_Exercise_
Can you turn the part that opens with the line containing "Give me the" and closes with the line containing "x-tick-label: 2013 <box>365 383 386 404</box>" into a two-column CSV headed input and output, with one row for each opening line and the lines that respond to it? Quote each field and replace line breaks with spaces.

_The records_
= = = =

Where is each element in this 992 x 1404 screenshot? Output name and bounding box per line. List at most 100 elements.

= = = =

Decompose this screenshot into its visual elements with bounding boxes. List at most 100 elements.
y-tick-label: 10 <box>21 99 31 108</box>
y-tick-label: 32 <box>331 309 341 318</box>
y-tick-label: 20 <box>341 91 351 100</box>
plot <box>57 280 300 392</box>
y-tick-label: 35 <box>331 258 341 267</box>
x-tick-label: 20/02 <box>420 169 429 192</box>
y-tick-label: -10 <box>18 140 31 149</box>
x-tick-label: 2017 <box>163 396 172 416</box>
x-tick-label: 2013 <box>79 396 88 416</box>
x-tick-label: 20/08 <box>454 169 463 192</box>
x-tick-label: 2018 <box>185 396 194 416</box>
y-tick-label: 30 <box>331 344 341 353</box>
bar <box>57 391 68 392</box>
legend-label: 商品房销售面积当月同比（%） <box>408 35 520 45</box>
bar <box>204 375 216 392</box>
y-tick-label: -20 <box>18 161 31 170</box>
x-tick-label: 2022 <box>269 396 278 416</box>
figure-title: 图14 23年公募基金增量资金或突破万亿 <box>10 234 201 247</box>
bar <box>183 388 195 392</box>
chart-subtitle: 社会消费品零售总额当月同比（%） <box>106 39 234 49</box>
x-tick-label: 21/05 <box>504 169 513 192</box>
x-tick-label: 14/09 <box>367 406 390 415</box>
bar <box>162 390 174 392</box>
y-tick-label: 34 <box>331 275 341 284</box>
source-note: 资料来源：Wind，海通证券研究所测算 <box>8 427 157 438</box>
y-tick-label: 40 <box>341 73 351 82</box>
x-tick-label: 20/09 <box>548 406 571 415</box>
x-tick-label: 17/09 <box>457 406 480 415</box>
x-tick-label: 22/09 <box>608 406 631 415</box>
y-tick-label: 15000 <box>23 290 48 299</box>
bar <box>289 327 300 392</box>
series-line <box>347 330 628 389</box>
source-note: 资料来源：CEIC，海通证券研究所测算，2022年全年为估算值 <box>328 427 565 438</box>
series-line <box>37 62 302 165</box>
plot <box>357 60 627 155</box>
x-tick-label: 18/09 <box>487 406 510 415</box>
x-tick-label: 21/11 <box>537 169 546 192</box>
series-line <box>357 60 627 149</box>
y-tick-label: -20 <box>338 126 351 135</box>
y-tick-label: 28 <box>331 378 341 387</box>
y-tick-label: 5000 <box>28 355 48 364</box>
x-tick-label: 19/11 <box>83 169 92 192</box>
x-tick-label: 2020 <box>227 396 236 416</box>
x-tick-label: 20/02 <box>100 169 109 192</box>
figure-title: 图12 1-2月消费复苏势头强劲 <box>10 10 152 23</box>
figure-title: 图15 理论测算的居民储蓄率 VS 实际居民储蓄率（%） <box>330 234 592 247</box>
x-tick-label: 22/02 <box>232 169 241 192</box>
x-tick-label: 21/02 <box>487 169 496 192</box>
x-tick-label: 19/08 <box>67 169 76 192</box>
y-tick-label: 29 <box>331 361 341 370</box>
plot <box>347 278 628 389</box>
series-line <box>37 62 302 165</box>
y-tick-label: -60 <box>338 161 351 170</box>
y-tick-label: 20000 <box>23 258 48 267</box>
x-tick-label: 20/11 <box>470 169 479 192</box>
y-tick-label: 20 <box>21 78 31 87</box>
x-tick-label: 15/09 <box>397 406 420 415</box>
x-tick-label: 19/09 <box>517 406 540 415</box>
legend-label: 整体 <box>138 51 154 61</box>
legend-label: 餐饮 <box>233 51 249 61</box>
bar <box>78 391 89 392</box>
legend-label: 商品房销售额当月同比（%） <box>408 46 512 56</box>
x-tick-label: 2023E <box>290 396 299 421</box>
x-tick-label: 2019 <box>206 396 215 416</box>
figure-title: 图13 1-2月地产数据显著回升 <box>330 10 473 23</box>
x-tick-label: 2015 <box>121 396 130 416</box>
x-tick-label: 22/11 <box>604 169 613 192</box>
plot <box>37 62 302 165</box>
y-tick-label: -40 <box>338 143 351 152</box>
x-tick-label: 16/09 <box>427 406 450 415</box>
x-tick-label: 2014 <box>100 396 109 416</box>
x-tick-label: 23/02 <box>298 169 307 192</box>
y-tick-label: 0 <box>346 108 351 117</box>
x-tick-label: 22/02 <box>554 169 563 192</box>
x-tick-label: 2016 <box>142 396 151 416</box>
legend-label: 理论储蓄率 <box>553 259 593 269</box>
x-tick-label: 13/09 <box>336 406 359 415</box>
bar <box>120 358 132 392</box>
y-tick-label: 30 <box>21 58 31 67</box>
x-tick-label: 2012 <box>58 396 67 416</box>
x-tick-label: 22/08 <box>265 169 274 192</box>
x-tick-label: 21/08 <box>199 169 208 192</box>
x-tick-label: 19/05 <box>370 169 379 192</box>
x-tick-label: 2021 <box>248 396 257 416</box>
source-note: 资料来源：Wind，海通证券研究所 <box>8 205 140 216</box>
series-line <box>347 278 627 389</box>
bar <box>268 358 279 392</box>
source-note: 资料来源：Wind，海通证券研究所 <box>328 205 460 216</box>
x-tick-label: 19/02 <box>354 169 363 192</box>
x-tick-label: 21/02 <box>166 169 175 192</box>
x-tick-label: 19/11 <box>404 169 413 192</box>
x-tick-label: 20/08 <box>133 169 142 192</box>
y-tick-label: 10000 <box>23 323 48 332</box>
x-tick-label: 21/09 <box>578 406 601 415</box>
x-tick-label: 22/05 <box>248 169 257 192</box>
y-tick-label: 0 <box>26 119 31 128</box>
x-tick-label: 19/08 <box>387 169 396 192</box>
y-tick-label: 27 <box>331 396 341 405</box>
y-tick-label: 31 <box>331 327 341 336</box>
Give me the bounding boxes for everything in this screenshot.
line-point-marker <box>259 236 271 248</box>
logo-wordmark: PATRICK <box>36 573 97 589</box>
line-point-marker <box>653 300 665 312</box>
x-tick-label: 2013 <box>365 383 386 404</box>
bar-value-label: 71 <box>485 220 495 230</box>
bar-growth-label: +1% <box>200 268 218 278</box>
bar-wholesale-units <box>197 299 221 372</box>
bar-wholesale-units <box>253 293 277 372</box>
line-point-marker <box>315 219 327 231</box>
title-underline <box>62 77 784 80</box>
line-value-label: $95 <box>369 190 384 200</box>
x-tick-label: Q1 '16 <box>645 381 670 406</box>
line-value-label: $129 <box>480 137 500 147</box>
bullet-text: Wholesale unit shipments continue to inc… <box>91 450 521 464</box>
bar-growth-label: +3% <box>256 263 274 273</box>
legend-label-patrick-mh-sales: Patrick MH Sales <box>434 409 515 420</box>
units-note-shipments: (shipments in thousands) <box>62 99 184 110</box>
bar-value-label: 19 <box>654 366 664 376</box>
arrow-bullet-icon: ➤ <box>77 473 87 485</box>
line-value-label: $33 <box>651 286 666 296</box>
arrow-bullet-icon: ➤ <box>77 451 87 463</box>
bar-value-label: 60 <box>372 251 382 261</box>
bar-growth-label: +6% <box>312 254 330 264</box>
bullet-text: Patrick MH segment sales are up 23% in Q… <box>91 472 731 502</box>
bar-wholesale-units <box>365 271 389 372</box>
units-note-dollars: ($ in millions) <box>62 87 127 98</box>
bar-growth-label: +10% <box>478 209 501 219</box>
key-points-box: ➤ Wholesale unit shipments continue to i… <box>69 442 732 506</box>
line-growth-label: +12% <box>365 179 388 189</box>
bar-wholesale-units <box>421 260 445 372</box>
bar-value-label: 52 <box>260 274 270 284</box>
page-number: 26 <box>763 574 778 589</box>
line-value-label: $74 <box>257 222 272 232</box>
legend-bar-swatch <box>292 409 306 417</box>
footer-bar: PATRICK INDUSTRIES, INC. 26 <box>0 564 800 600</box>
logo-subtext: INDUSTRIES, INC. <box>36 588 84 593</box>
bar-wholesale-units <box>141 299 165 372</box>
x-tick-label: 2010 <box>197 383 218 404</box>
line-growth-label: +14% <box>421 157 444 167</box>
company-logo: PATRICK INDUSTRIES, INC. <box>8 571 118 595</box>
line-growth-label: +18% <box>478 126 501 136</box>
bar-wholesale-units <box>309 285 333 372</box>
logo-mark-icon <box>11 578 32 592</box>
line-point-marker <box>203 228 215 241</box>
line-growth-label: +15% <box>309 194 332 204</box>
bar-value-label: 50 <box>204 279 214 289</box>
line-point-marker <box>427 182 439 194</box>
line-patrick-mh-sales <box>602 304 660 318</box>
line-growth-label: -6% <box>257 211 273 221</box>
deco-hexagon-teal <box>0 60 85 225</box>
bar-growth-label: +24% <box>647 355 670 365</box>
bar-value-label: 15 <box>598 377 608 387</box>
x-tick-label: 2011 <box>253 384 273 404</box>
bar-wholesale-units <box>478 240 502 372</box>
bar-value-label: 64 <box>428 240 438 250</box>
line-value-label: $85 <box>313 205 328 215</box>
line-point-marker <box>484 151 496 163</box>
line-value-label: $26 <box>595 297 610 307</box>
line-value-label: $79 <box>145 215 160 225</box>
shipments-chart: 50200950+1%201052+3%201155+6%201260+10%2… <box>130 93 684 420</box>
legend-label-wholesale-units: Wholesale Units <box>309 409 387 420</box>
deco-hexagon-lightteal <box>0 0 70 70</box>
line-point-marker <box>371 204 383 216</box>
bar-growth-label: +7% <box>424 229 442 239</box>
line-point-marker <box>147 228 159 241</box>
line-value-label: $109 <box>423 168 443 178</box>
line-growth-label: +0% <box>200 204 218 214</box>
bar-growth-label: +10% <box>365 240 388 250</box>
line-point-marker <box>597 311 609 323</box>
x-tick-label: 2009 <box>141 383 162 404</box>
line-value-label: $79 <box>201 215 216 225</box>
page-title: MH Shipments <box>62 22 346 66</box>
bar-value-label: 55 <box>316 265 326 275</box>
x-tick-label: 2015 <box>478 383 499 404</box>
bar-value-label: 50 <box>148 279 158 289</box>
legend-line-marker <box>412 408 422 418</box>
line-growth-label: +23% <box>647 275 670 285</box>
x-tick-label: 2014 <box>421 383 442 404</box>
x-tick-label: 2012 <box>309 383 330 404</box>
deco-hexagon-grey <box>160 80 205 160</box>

= = = =

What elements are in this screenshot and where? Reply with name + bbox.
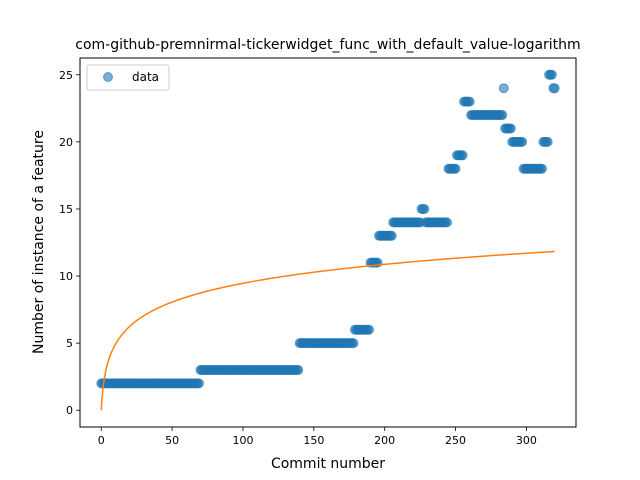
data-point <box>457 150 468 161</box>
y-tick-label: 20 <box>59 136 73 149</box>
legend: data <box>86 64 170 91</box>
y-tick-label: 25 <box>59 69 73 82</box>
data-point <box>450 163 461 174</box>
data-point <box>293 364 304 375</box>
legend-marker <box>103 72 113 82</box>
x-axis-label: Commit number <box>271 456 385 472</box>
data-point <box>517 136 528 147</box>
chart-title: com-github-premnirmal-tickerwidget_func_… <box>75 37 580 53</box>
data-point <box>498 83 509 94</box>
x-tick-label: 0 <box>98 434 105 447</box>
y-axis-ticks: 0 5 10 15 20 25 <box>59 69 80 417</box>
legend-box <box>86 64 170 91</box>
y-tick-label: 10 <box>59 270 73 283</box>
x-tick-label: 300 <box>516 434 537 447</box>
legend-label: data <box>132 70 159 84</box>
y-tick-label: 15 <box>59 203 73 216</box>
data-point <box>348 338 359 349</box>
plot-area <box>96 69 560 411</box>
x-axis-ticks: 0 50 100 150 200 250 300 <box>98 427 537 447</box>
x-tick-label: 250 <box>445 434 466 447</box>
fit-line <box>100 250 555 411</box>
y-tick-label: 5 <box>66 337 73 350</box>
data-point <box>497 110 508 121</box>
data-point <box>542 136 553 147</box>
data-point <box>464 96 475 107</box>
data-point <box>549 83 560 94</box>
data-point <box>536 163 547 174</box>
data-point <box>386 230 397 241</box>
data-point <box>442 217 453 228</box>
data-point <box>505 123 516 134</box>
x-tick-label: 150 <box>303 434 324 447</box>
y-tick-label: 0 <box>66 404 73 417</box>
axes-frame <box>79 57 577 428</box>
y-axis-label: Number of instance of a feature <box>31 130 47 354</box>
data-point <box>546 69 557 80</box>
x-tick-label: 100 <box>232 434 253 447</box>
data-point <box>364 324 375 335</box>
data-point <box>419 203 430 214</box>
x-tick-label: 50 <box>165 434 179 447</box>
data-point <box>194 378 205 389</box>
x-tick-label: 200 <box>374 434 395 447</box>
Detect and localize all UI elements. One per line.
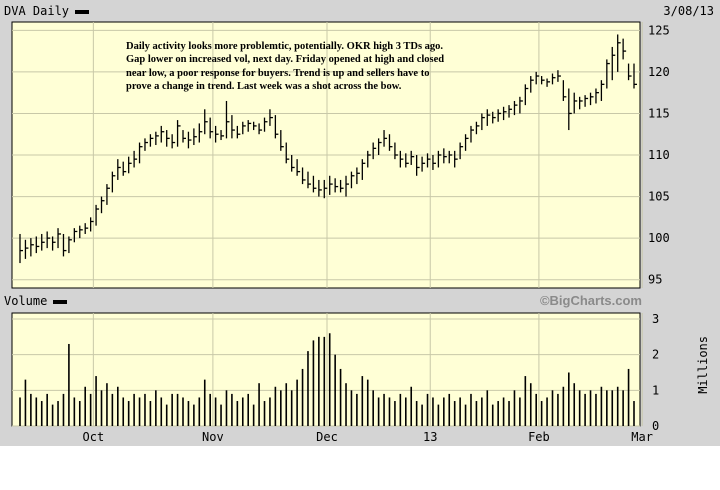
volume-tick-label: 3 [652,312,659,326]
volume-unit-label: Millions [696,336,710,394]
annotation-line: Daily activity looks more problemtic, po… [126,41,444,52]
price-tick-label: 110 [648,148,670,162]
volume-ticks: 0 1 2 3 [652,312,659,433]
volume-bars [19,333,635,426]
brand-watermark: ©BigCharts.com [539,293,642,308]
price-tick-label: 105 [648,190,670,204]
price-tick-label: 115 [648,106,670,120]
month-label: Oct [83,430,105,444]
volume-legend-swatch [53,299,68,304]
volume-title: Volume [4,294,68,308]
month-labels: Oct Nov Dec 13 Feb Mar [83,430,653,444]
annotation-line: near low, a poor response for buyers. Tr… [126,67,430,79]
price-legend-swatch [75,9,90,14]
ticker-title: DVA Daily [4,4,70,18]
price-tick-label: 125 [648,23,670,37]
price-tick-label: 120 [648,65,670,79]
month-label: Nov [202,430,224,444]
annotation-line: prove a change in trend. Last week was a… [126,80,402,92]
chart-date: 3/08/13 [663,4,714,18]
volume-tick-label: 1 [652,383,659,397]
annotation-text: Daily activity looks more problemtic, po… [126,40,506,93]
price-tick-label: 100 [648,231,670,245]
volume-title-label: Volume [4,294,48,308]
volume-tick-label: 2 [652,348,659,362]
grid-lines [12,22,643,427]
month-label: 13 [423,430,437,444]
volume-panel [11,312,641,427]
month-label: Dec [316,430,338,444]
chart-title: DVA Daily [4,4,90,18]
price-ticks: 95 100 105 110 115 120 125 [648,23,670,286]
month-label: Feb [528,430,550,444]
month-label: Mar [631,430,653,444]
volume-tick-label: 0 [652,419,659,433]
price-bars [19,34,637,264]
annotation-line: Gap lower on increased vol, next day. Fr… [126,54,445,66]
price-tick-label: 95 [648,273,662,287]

= = = =

_Answer to this problem_
input,output
"Give me the bounding boxes for everything in this screenshot.","line-point-marker <box>259 236 271 248</box> logo-wordmark: PATRICK <box>36 573 97 589</box> line-point-marker <box>653 300 665 312</box> x-tick-label: 2013 <box>365 383 386 404</box>"